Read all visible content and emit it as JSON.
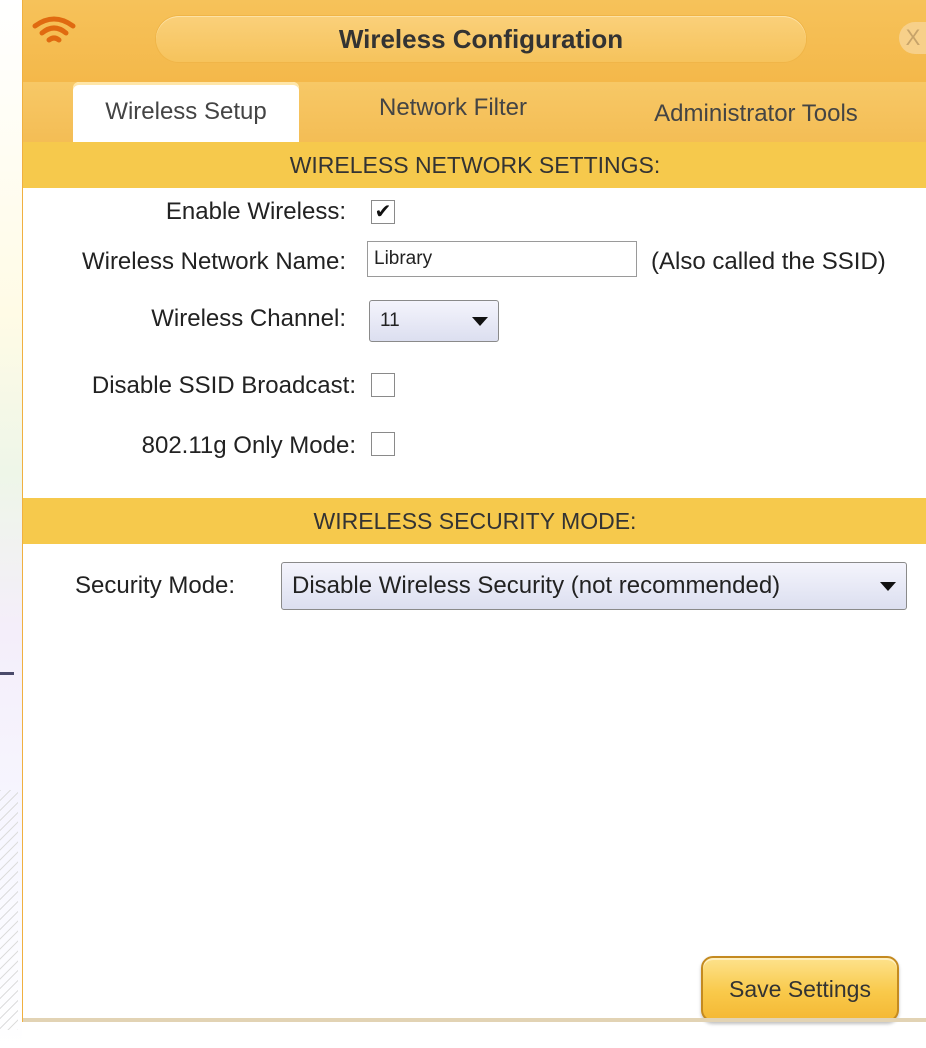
{
  "window": {
    "title": "Wireless Configuration",
    "close_glyph": "X",
    "icon": "wifi-icon"
  },
  "tabs": [
    {
      "label": "Wireless Setup",
      "active": true
    },
    {
      "label": "Network Filter",
      "active": false
    },
    {
      "label": "Administrator Tools",
      "active": false
    }
  ],
  "network_settings": {
    "header": "WIRELESS NETWORK SETTINGS:",
    "enable_wireless_label": "Enable Wireless:",
    "enable_wireless_checked": true,
    "network_name_label": "Wireless Network Name:",
    "network_name_value": "Library",
    "network_name_note": "(Also called the SSID)",
    "channel_label": "Wireless Channel:",
    "channel_value": "11",
    "disable_ssid_label": "Disable SSID Broadcast:",
    "disable_ssid_checked": false,
    "g_only_label": "802.11g Only Mode:",
    "g_only_checked": false
  },
  "security": {
    "header": "WIRELESS SECURITY MODE:",
    "mode_label": "Security Mode:",
    "mode_value": "Disable Wireless Security (not recommended)"
  },
  "actions": {
    "save_label": "Save Settings"
  },
  "colors": {
    "title_bar": "#f4b84a",
    "section_header": "#f6c94c",
    "button": "#f9c94a"
  }
}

---*---

- _Objective_
Every line of the material is to be quoted exactly, with no pictures carried over.

- _Finished answer_
Read all visible content and emit it as JSON.
{
  "window": {
    "title": "Wireless Configuration",
    "close_glyph": "X",
    "icon": "wifi-icon"
  },
  "tabs": [
    {
      "label": "Wireless Setup",
      "active": true
    },
    {
      "label": "Network Filter",
      "active": false
    },
    {
      "label": "Administrator Tools",
      "active": false
    }
  ],
  "network_settings": {
    "header": "WIRELESS NETWORK SETTINGS:",
    "enable_wireless_label": "Enable Wireless:",
    "enable_wireless_checked": true,
    "network_name_label": "Wireless Network Name:",
    "network_name_value": "Library",
    "network_name_note": "(Also called the SSID)",
    "channel_label": "Wireless Channel:",
    "channel_value": "11",
    "disable_ssid_label": "Disable SSID Broadcast:",
    "disable_ssid_checked": false,
    "g_only_label": "802.11g Only Mode:",
    "g_only_checked": false
  },
  "security": {
    "header": "WIRELESS SECURITY MODE:",
    "mode_label": "Security Mode:",
    "mode_value": "Disable Wireless Security (not recommended)"
  },
  "actions": {
    "save_label": "Save Settings"
  },
  "colors": {
    "title_bar": "#f4b84a",
    "section_header": "#f6c94c",
    "button": "#f9c94a"
  }
}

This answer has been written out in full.